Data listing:
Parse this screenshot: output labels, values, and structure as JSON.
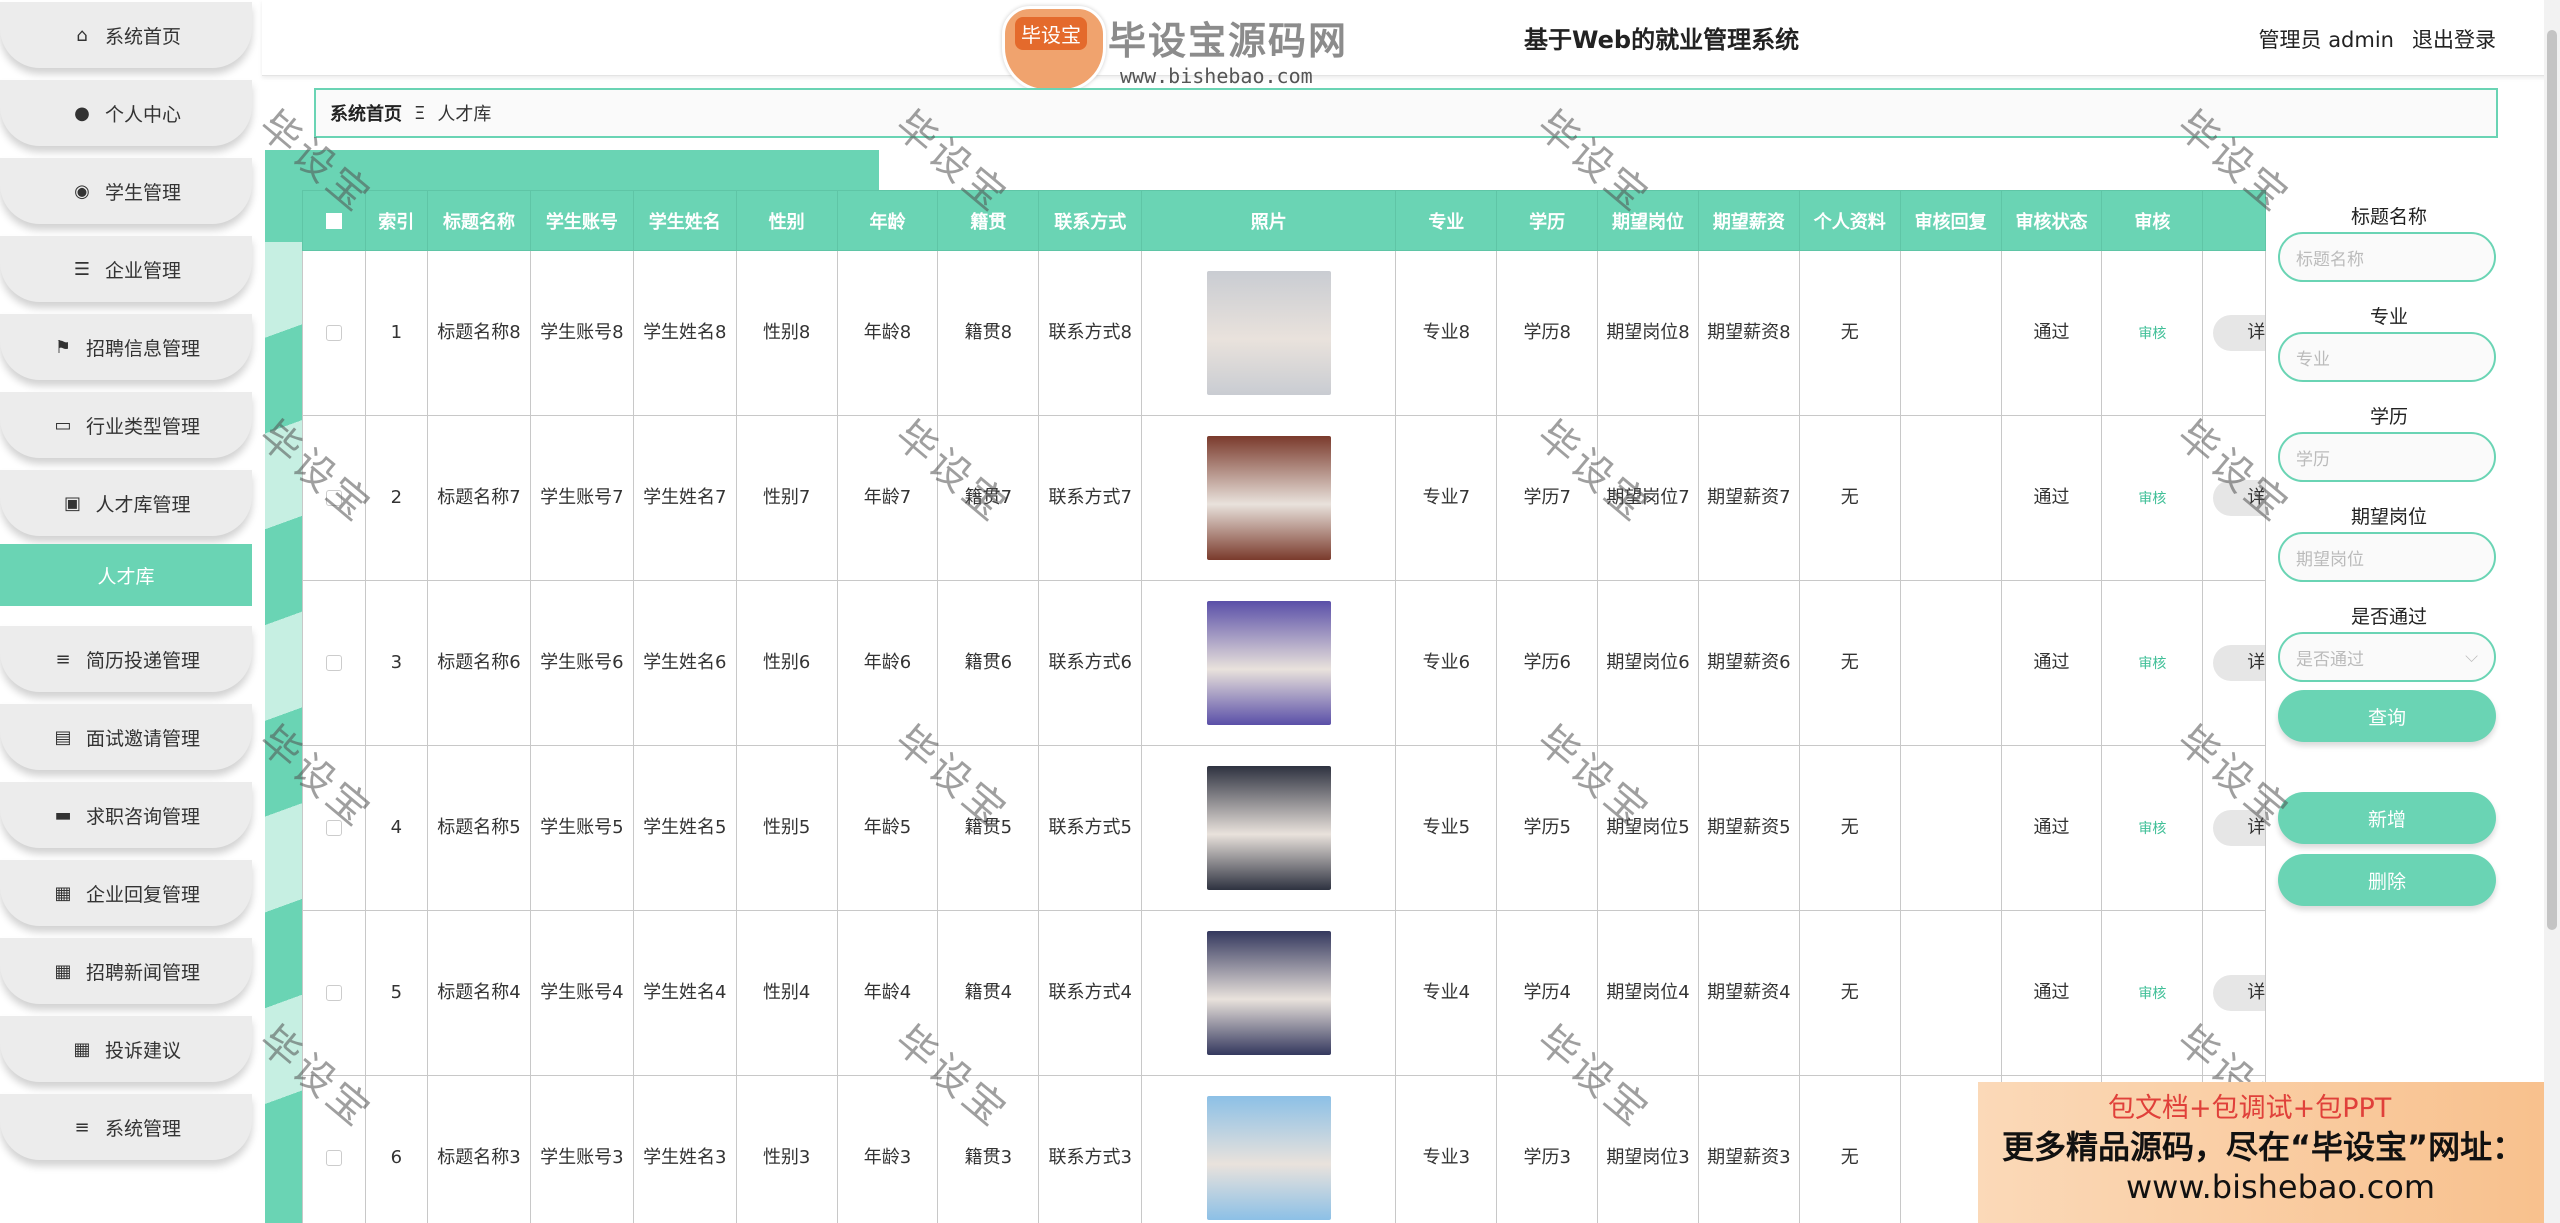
{
  "sidebar": {
    "items": [
      {
        "label": "系统首页",
        "icon": "home-icon"
      },
      {
        "label": "个人中心",
        "icon": "user-icon"
      },
      {
        "label": "学生管理",
        "icon": "pin-icon"
      },
      {
        "label": "企业管理",
        "icon": "sliders-icon"
      },
      {
        "label": "招聘信息管理",
        "icon": "flag-icon"
      },
      {
        "label": "行业类型管理",
        "icon": "monitor-icon"
      },
      {
        "label": "人才库管理",
        "icon": "briefcase-icon"
      },
      {
        "label": "简历投递管理",
        "icon": "list-icon"
      },
      {
        "label": "面试邀请管理",
        "icon": "clipboard-icon"
      },
      {
        "label": "求职咨询管理",
        "icon": "tray-icon"
      },
      {
        "label": "企业回复管理",
        "icon": "grid-icon"
      },
      {
        "label": "招聘新闻管理",
        "icon": "grid-icon"
      },
      {
        "label": "投诉建议",
        "icon": "grid-icon"
      },
      {
        "label": "系统管理",
        "icon": "list-icon"
      }
    ],
    "active_sub": "人才库"
  },
  "header": {
    "title": "基于Web的就业管理系统",
    "user": "管理员 admin",
    "logout": "退出登录"
  },
  "breadcrumb": {
    "home": "系统首页",
    "sep": "Ξ",
    "current": "人才库"
  },
  "table": {
    "columns": [
      "索引",
      "标题名称",
      "学生账号",
      "学生姓名",
      "性别",
      "年龄",
      "籍贯",
      "联系方式",
      "照片",
      "专业",
      "学历",
      "期望岗位",
      "期望薪资",
      "个人资料",
      "审核回复",
      "审核状态",
      "审核",
      ""
    ],
    "rows": [
      {
        "idx": "1",
        "title": "标题名称8",
        "account": "学生账号8",
        "name": "学生姓名8",
        "gender": "性别8",
        "age": "年龄8",
        "origin": "籍贯8",
        "contact": "联系方式8",
        "major": "专业8",
        "edu": "学历8",
        "post": "期望岗位8",
        "salary": "期望薪资8",
        "profile": "无",
        "reply": "",
        "status": "通过",
        "audit": "审核",
        "detail": "详",
        "photo_color": "#c9ccd2"
      },
      {
        "idx": "2",
        "title": "标题名称7",
        "account": "学生账号7",
        "name": "学生姓名7",
        "gender": "性别7",
        "age": "年龄7",
        "origin": "籍贯7",
        "contact": "联系方式7",
        "major": "专业7",
        "edu": "学历7",
        "post": "期望岗位7",
        "salary": "期望薪资7",
        "profile": "无",
        "reply": "",
        "status": "通过",
        "audit": "审核",
        "detail": "详",
        "photo_color": "#7a3a2c"
      },
      {
        "idx": "3",
        "title": "标题名称6",
        "account": "学生账号6",
        "name": "学生姓名6",
        "gender": "性别6",
        "age": "年龄6",
        "origin": "籍贯6",
        "contact": "联系方式6",
        "major": "专业6",
        "edu": "学历6",
        "post": "期望岗位6",
        "salary": "期望薪资6",
        "profile": "无",
        "reply": "",
        "status": "通过",
        "audit": "审核",
        "detail": "详",
        "photo_color": "#5a4fa8"
      },
      {
        "idx": "4",
        "title": "标题名称5",
        "account": "学生账号5",
        "name": "学生姓名5",
        "gender": "性别5",
        "age": "年龄5",
        "origin": "籍贯5",
        "contact": "联系方式5",
        "major": "专业5",
        "edu": "学历5",
        "post": "期望岗位5",
        "salary": "期望薪资5",
        "profile": "无",
        "reply": "",
        "status": "通过",
        "audit": "审核",
        "detail": "详",
        "photo_color": "#2e3240"
      },
      {
        "idx": "5",
        "title": "标题名称4",
        "account": "学生账号4",
        "name": "学生姓名4",
        "gender": "性别4",
        "age": "年龄4",
        "origin": "籍贯4",
        "contact": "联系方式4",
        "major": "专业4",
        "edu": "学历4",
        "post": "期望岗位4",
        "salary": "期望薪资4",
        "profile": "无",
        "reply": "",
        "status": "通过",
        "audit": "审核",
        "detail": "详",
        "photo_color": "#34385e"
      },
      {
        "idx": "6",
        "title": "标题名称3",
        "account": "学生账号3",
        "name": "学生姓名3",
        "gender": "性别3",
        "age": "年龄3",
        "origin": "籍贯3",
        "contact": "联系方式3",
        "major": "专业3",
        "edu": "学历3",
        "post": "期望岗位3",
        "salary": "期望薪资3",
        "profile": "无",
        "reply": "",
        "status": "",
        "audit": "",
        "detail": "",
        "photo_color": "#8cc0e6"
      }
    ]
  },
  "search": {
    "fields": [
      {
        "label": "标题名称",
        "placeholder": "标题名称"
      },
      {
        "label": "专业",
        "placeholder": "专业"
      },
      {
        "label": "学历",
        "placeholder": "学历"
      },
      {
        "label": "期望岗位",
        "placeholder": "期望岗位"
      }
    ],
    "select": {
      "label": "是否通过",
      "placeholder": "是否通过"
    },
    "query": "查询",
    "add": "新增",
    "delete": "删除"
  },
  "watermark": {
    "text": "毕设宝",
    "logo_badge": "毕设宝",
    "logo_text": "毕设宝源码网",
    "url": "www.bishebao.com"
  },
  "ad": {
    "line1": "包文档+包调试+包PPT",
    "line2": "更多精品源码，尽在“毕设宝”网址：",
    "line3": "www.bishebao.com"
  },
  "colors": {
    "accent": "#6ad4b4",
    "audit": "#3fbf97"
  }
}
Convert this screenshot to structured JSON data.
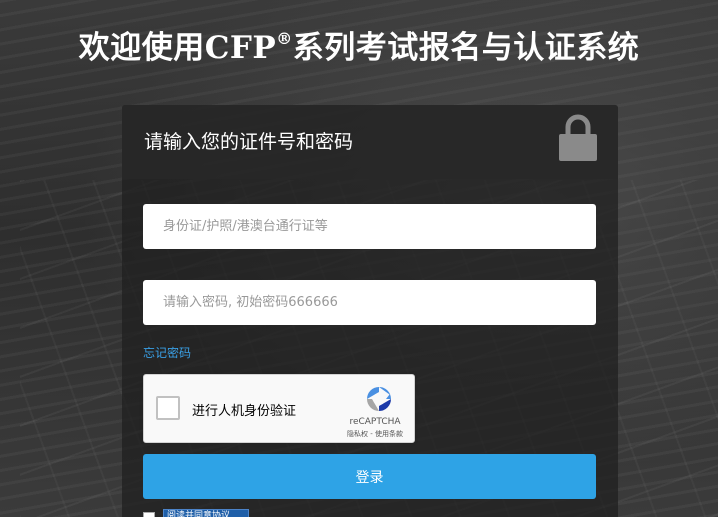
{
  "header": {
    "title_prefix": "欢迎使用CFP",
    "title_registered": "®",
    "title_suffix": "系列考试报名与认证系统"
  },
  "login_card": {
    "title": "请输入您的证件号和密码",
    "lock_icon": "lock-icon",
    "id_input": {
      "value": "",
      "placeholder": "身份证/护照/港澳台通行证等"
    },
    "password_input": {
      "value": "",
      "placeholder": "请输入密码, 初始密码666666"
    },
    "forgot_password_label": "忘记密码",
    "recaptcha": {
      "label": "进行人机身份验证",
      "brand": "reCAPTCHA",
      "terms": "隐私权 - 使用条款",
      "checked": false
    },
    "login_label": "登录",
    "agree_link_label": "阅读并同意协议",
    "agree_checked": false
  },
  "colors": {
    "accent": "#2ea3e6",
    "link": "#3aa0e6",
    "card_bg": "#1e1e1e"
  }
}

- GIVEN INSTRUCTION: From start to finish, output the listing exactly, but omit its pictures.

- WRITTEN ANSWER:
Parse this screenshot: output labels, values, and structure as JSON.
{
  "sidebar": {
    "items": [
      {
        "label": "系统首页",
        "icon": "home-icon"
      },
      {
        "label": "个人中心",
        "icon": "user-icon"
      },
      {
        "label": "学生管理",
        "icon": "pin-icon"
      },
      {
        "label": "企业管理",
        "icon": "sliders-icon"
      },
      {
        "label": "招聘信息管理",
        "icon": "flag-icon"
      },
      {
        "label": "行业类型管理",
        "icon": "monitor-icon"
      },
      {
        "label": "人才库管理",
        "icon": "briefcase-icon"
      },
      {
        "label": "简历投递管理",
        "icon": "list-icon"
      },
      {
        "label": "面试邀请管理",
        "icon": "clipboard-icon"
      },
      {
        "label": "求职咨询管理",
        "icon": "tray-icon"
      },
      {
        "label": "企业回复管理",
        "icon": "grid-icon"
      },
      {
        "label": "招聘新闻管理",
        "icon": "grid-icon"
      },
      {
        "label": "投诉建议",
        "icon": "grid-icon"
      },
      {
        "label": "系统管理",
        "icon": "list-icon"
      }
    ],
    "active_sub": "人才库"
  },
  "header": {
    "title": "基于Web的就业管理系统",
    "user": "管理员 admin",
    "logout": "退出登录"
  },
  "breadcrumb": {
    "home": "系统首页",
    "sep": "Ξ",
    "current": "人才库"
  },
  "table": {
    "columns": [
      "索引",
      "标题名称",
      "学生账号",
      "学生姓名",
      "性别",
      "年龄",
      "籍贯",
      "联系方式",
      "照片",
      "专业",
      "学历",
      "期望岗位",
      "期望薪资",
      "个人资料",
      "审核回复",
      "审核状态",
      "审核",
      ""
    ],
    "rows": [
      {
        "idx": "1",
        "title": "标题名称8",
        "account": "学生账号8",
        "name": "学生姓名8",
        "gender": "性别8",
        "age": "年龄8",
        "origin": "籍贯8",
        "contact": "联系方式8",
        "major": "专业8",
        "edu": "学历8",
        "post": "期望岗位8",
        "salary": "期望薪资8",
        "profile": "无",
        "reply": "",
        "status": "通过",
        "audit": "审核",
        "detail": "详",
        "photo_color": "#c9ccd2"
      },
      {
        "idx": "2",
        "title": "标题名称7",
        "account": "学生账号7",
        "name": "学生姓名7",
        "gender": "性别7",
        "age": "年龄7",
        "origin": "籍贯7",
        "contact": "联系方式7",
        "major": "专业7",
        "edu": "学历7",
        "post": "期望岗位7",
        "salary": "期望薪资7",
        "profile": "无",
        "reply": "",
        "status": "通过",
        "audit": "审核",
        "detail": "详",
        "photo_color": "#7a3a2c"
      },
      {
        "idx": "3",
        "title": "标题名称6",
        "account": "学生账号6",
        "name": "学生姓名6",
        "gender": "性别6",
        "age": "年龄6",
        "origin": "籍贯6",
        "contact": "联系方式6",
        "major": "专业6",
        "edu": "学历6",
        "post": "期望岗位6",
        "salary": "期望薪资6",
        "profile": "无",
        "reply": "",
        "status": "通过",
        "audit": "审核",
        "detail": "详",
        "photo_color": "#5a4fa8"
      },
      {
        "idx": "4",
        "title": "标题名称5",
        "account": "学生账号5",
        "name": "学生姓名5",
        "gender": "性别5",
        "age": "年龄5",
        "origin": "籍贯5",
        "contact": "联系方式5",
        "major": "专业5",
        "edu": "学历5",
        "post": "期望岗位5",
        "salary": "期望薪资5",
        "profile": "无",
        "reply": "",
        "status": "通过",
        "audit": "审核",
        "detail": "详",
        "photo_color": "#2e3240"
      },
      {
        "idx": "5",
        "title": "标题名称4",
        "account": "学生账号4",
        "name": "学生姓名4",
        "gender": "性别4",
        "age": "年龄4",
        "origin": "籍贯4",
        "contact": "联系方式4",
        "major": "专业4",
        "edu": "学历4",
        "post": "期望岗位4",
        "salary": "期望薪资4",
        "profile": "无",
        "reply": "",
        "status": "通过",
        "audit": "审核",
        "detail": "详",
        "photo_color": "#34385e"
      },
      {
        "idx": "6",
        "title": "标题名称3",
        "account": "学生账号3",
        "name": "学生姓名3",
        "gender": "性别3",
        "age": "年龄3",
        "origin": "籍贯3",
        "contact": "联系方式3",
        "major": "专业3",
        "edu": "学历3",
        "post": "期望岗位3",
        "salary": "期望薪资3",
        "profile": "无",
        "reply": "",
        "status": "",
        "audit": "",
        "detail": "",
        "photo_color": "#8cc0e6"
      }
    ]
  },
  "search": {
    "fields": [
      {
        "label": "标题名称",
        "placeholder": "标题名称"
      },
      {
        "label": "专业",
        "placeholder": "专业"
      },
      {
        "label": "学历",
        "placeholder": "学历"
      },
      {
        "label": "期望岗位",
        "placeholder": "期望岗位"
      }
    ],
    "select": {
      "label": "是否通过",
      "placeholder": "是否通过"
    },
    "query": "查询",
    "add": "新增",
    "delete": "删除"
  },
  "watermark": {
    "text": "毕设宝",
    "logo_badge": "毕设宝",
    "logo_text": "毕设宝源码网",
    "url": "www.bishebao.com"
  },
  "ad": {
    "line1": "包文档+包调试+包PPT",
    "line2": "更多精品源码，尽在“毕设宝”网址：",
    "line3": "www.bishebao.com"
  },
  "colors": {
    "accent": "#6ad4b4",
    "audit": "#3fbf97"
  }
}
Convert this screenshot to structured JSON data.
{
  "header": {
    "title_prefix": "欢迎使用CFP",
    "title_registered": "®",
    "title_suffix": "系列考试报名与认证系统"
  },
  "login_card": {
    "title": "请输入您的证件号和密码",
    "lock_icon": "lock-icon",
    "id_input": {
      "value": "",
      "placeholder": "身份证/护照/港澳台通行证等"
    },
    "password_input": {
      "value": "",
      "placeholder": "请输入密码, 初始密码666666"
    },
    "forgot_password_label": "忘记密码",
    "recaptcha": {
      "label": "进行人机身份验证",
      "brand": "reCAPTCHA",
      "terms": "隐私权 - 使用条款",
      "checked": false
    },
    "login_label": "登录",
    "agree_link_label": "阅读并同意协议",
    "agree_checked": false
  },
  "colors": {
    "accent": "#2ea3e6",
    "link": "#3aa0e6",
    "card_bg": "#1e1e1e"
  }
}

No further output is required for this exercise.